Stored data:

○ ○ ○ ○ ○

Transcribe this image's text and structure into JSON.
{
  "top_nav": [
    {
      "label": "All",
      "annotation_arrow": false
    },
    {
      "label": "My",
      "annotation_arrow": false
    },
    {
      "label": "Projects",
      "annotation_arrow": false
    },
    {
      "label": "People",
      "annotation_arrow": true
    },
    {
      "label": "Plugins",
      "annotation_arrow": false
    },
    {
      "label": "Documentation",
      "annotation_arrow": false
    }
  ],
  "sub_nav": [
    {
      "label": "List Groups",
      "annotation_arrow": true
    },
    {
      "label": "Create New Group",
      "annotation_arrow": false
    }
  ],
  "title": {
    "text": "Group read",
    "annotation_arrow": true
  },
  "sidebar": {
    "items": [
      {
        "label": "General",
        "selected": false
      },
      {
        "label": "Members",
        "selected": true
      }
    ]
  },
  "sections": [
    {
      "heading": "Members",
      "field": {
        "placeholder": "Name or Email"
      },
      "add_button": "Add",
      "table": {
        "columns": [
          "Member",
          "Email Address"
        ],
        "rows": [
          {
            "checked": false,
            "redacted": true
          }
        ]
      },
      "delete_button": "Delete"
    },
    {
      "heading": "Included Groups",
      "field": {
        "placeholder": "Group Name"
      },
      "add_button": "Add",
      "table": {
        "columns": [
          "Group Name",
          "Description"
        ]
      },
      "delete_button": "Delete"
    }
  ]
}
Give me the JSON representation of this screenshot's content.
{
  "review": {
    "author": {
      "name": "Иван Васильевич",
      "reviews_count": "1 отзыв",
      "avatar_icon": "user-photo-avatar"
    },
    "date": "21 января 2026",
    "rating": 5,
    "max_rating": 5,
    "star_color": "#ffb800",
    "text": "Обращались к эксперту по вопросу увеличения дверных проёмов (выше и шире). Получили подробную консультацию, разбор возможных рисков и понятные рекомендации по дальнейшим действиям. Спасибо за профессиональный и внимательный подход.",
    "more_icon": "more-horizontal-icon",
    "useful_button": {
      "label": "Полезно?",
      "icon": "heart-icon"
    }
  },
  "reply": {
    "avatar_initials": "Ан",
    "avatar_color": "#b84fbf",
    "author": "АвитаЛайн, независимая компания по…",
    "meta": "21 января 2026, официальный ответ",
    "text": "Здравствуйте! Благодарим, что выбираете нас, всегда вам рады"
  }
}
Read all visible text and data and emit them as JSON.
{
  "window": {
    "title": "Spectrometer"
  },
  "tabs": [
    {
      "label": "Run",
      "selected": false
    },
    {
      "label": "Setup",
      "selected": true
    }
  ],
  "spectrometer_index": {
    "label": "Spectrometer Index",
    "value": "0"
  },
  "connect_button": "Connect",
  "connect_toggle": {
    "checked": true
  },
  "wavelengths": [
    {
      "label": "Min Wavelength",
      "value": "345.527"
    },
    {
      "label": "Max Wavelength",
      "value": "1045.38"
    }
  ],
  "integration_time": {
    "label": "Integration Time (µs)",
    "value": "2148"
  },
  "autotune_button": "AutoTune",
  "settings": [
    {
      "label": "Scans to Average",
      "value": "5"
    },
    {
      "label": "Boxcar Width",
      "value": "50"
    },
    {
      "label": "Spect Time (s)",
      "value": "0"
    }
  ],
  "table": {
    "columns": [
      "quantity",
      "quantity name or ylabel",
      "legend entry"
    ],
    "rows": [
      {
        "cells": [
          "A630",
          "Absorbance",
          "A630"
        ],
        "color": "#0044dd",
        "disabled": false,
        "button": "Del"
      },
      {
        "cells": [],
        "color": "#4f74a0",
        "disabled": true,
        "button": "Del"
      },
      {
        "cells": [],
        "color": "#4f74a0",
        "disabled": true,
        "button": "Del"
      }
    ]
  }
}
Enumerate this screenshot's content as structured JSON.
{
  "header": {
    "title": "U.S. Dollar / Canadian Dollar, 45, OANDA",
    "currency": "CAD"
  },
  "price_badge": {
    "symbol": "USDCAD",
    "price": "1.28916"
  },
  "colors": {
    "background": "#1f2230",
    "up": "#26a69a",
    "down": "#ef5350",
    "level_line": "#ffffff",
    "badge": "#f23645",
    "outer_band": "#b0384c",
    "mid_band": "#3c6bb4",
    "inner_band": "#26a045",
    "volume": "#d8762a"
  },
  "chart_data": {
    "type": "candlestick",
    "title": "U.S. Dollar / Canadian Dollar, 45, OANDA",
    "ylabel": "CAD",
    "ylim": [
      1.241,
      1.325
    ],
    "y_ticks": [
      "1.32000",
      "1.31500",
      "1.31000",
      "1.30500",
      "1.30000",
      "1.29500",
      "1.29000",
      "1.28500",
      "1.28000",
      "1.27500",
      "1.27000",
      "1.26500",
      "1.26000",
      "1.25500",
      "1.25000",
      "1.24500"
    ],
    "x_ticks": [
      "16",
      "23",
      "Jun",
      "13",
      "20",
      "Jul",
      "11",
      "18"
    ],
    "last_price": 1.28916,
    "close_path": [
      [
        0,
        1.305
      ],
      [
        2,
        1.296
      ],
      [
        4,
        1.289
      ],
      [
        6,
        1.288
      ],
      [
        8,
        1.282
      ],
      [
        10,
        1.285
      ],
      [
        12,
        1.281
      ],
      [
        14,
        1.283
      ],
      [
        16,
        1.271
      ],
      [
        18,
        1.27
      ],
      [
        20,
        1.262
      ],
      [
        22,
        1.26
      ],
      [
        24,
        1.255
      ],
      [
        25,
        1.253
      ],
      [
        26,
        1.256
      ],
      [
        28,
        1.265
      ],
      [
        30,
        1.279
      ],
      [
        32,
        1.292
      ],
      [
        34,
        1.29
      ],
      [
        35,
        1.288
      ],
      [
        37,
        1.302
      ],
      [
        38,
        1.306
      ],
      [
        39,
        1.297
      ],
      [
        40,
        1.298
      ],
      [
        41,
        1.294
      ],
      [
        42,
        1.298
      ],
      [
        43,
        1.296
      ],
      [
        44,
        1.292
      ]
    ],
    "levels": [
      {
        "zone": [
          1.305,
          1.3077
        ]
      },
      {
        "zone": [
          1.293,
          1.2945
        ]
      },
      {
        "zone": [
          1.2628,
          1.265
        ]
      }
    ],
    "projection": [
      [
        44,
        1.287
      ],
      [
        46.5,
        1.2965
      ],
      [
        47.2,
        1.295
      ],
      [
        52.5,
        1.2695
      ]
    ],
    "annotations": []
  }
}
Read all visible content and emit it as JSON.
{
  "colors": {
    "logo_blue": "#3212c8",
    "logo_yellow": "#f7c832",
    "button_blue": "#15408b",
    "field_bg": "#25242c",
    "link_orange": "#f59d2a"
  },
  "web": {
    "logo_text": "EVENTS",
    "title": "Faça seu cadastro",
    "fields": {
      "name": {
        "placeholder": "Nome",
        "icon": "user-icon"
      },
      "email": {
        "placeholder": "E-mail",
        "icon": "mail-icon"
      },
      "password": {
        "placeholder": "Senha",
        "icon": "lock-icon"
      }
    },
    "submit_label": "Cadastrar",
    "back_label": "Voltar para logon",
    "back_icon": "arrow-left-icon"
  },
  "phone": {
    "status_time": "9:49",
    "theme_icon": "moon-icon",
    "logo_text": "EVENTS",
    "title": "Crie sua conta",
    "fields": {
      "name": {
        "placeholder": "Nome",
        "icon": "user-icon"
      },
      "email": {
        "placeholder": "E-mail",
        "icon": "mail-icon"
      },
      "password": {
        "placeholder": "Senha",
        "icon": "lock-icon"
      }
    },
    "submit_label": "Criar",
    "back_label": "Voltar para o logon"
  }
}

○ ○ ○ ○ ○

| TASK PROMPT |
Every record shown above must be echoed exactly.

| ANSWER IN FULL |
Transcribe this image's text and structure into JSON.
{
  "top_nav": [
    {
      "label": "All",
      "annotation_arrow": false
    },
    {
      "label": "My",
      "annotation_arrow": false
    },
    {
      "label": "Projects",
      "annotation_arrow": false
    },
    {
      "label": "People",
      "annotation_arrow": true
    },
    {
      "label": "Plugins",
      "annotation_arrow": false
    },
    {
      "label": "Documentation",
      "annotation_arrow": false
    }
  ],
  "sub_nav": [
    {
      "label": "List Groups",
      "annotation_arrow": true
    },
    {
      "label": "Create New Group",
      "annotation_arrow": false
    }
  ],
  "title": {
    "text": "Group read",
    "annotation_arrow": true
  },
  "sidebar": {
    "items": [
      {
        "label": "General",
        "selected": false
      },
      {
        "label": "Members",
        "selected": true
      }
    ]
  },
  "sections": [
    {
      "heading": "Members",
      "field": {
        "placeholder": "Name or Email"
      },
      "add_button": "Add",
      "table": {
        "columns": [
          "Member",
          "Email Address"
        ],
        "rows": [
          {
            "checked": false,
            "redacted": true
          }
        ]
      },
      "delete_button": "Delete"
    },
    {
      "heading": "Included Groups",
      "field": {
        "placeholder": "Group Name"
      },
      "add_button": "Add",
      "table": {
        "columns": [
          "Group Name",
          "Description"
        ]
      },
      "delete_button": "Delete"
    }
  ]
}
Give me the JSON representation of this screenshot's content.
{
  "review": {
    "author": {
      "name": "Иван Васильевич",
      "reviews_count": "1 отзыв",
      "avatar_icon": "user-photo-avatar"
    },
    "date": "21 января 2026",
    "rating": 5,
    "max_rating": 5,
    "star_color": "#ffb800",
    "text": "Обращались к эксперту по вопросу увеличения дверных проёмов (выше и шире). Получили подробную консультацию, разбор возможных рисков и понятные рекомендации по дальнейшим действиям. Спасибо за профессиональный и внимательный подход.",
    "more_icon": "more-horizontal-icon",
    "useful_button": {
      "label": "Полезно?",
      "icon": "heart-icon"
    }
  },
  "reply": {
    "avatar_initials": "Ан",
    "avatar_color": "#b84fbf",
    "author": "АвитаЛайн, независимая компания по…",
    "meta": "21 января 2026, официальный ответ",
    "text": "Здравствуйте! Благодарим, что выбираете нас, всегда вам рады"
  }
}
Read all visible text and data and emit them as JSON.
{
  "window": {
    "title": "Spectrometer"
  },
  "tabs": [
    {
      "label": "Run",
      "selected": false
    },
    {
      "label": "Setup",
      "selected": true
    }
  ],
  "spectrometer_index": {
    "label": "Spectrometer Index",
    "value": "0"
  },
  "connect_button": "Connect",
  "connect_toggle": {
    "checked": true
  },
  "wavelengths": [
    {
      "label": "Min Wavelength",
      "value": "345.527"
    },
    {
      "label": "Max Wavelength",
      "value": "1045.38"
    }
  ],
  "integration_time": {
    "label": "Integration Time (µs)",
    "value": "2148"
  },
  "autotune_button": "AutoTune",
  "settings": [
    {
      "label": "Scans to Average",
      "value": "5"
    },
    {
      "label": "Boxcar Width",
      "value": "50"
    },
    {
      "label": "Spect Time (s)",
      "value": "0"
    }
  ],
  "table": {
    "columns": [
      "quantity",
      "quantity name or ylabel",
      "legend entry"
    ],
    "rows": [
      {
        "cells": [
          "A630",
          "Absorbance",
          "A630"
        ],
        "color": "#0044dd",
        "disabled": false,
        "button": "Del"
      },
      {
        "cells": [],
        "color": "#4f74a0",
        "disabled": true,
        "button": "Del"
      },
      {
        "cells": [],
        "color": "#4f74a0",
        "disabled": true,
        "button": "Del"
      }
    ]
  }
}
Enumerate this screenshot's content as structured JSON.
{
  "header": {
    "title": "U.S. Dollar / Canadian Dollar, 45, OANDA",
    "currency": "CAD"
  },
  "price_badge": {
    "symbol": "USDCAD",
    "price": "1.28916"
  },
  "colors": {
    "background": "#1f2230",
    "up": "#26a69a",
    "down": "#ef5350",
    "level_line": "#ffffff",
    "badge": "#f23645",
    "outer_band": "#b0384c",
    "mid_band": "#3c6bb4",
    "inner_band": "#26a045",
    "volume": "#d8762a"
  },
  "chart_data": {
    "type": "candlestick",
    "title": "U.S. Dollar / Canadian Dollar, 45, OANDA",
    "ylabel": "CAD",
    "ylim": [
      1.241,
      1.325
    ],
    "y_ticks": [
      "1.32000",
      "1.31500",
      "1.31000",
      "1.30500",
      "1.30000",
      "1.29500",
      "1.29000",
      "1.28500",
      "1.28000",
      "1.27500",
      "1.27000",
      "1.26500",
      "1.26000",
      "1.25500",
      "1.25000",
      "1.24500"
    ],
    "x_ticks": [
      "16",
      "23",
      "Jun",
      "13",
      "20",
      "Jul",
      "11",
      "18"
    ],
    "last_price": 1.28916,
    "close_path": [
      [
        0,
        1.305
      ],
      [
        2,
        1.296
      ],
      [
        4,
        1.289
      ],
      [
        6,
        1.288
      ],
      [
        8,
        1.282
      ],
      [
        10,
        1.285
      ],
      [
        12,
        1.281
      ],
      [
        14,
        1.283
      ],
      [
        16,
        1.271
      ],
      [
        18,
        1.27
      ],
      [
        20,
        1.262
      ],
      [
        22,
        1.26
      ],
      [
        24,
        1.255
      ],
      [
        25,
        1.253
      ],
      [
        26,
        1.256
      ],
      [
        28,
        1.265
      ],
      [
        30,
        1.279
      ],
      [
        32,
        1.292
      ],
      [
        34,
        1.29
      ],
      [
        35,
        1.288
      ],
      [
        37,
        1.302
      ],
      [
        38,
        1.306
      ],
      [
        39,
        1.297
      ],
      [
        40,
        1.298
      ],
      [
        41,
        1.294
      ],
      [
        42,
        1.298
      ],
      [
        43,
        1.296
      ],
      [
        44,
        1.292
      ]
    ],
    "levels": [
      {
        "zone": [
          1.305,
          1.3077
        ]
      },
      {
        "zone": [
          1.293,
          1.2945
        ]
      },
      {
        "zone": [
          1.2628,
          1.265
        ]
      }
    ],
    "projection": [
      [
        44,
        1.287
      ],
      [
        46.5,
        1.2965
      ],
      [
        47.2,
        1.295
      ],
      [
        52.5,
        1.2695
      ]
    ],
    "annotations": []
  }
}
Read all visible content and emit it as JSON.
{
  "colors": {
    "logo_blue": "#3212c8",
    "logo_yellow": "#f7c832",
    "button_blue": "#15408b",
    "field_bg": "#25242c",
    "link_orange": "#f59d2a"
  },
  "web": {
    "logo_text": "EVENTS",
    "title": "Faça seu cadastro",
    "fields": {
      "name": {
        "placeholder": "Nome",
        "icon": "user-icon"
      },
      "email": {
        "placeholder": "E-mail",
        "icon": "mail-icon"
      },
      "password": {
        "placeholder": "Senha",
        "icon": "lock-icon"
      }
    },
    "submit_label": "Cadastrar",
    "back_label": "Voltar para logon",
    "back_icon": "arrow-left-icon"
  },
  "phone": {
    "status_time": "9:49",
    "theme_icon": "moon-icon",
    "logo_text": "EVENTS",
    "title": "Crie sua conta",
    "fields": {
      "name": {
        "placeholder": "Nome",
        "icon": "user-icon"
      },
      "email": {
        "placeholder": "E-mail",
        "icon": "mail-icon"
      },
      "password": {
        "placeholder": "Senha",
        "icon": "lock-icon"
      }
    },
    "submit_label": "Criar",
    "back_label": "Voltar para o logon"
  }
}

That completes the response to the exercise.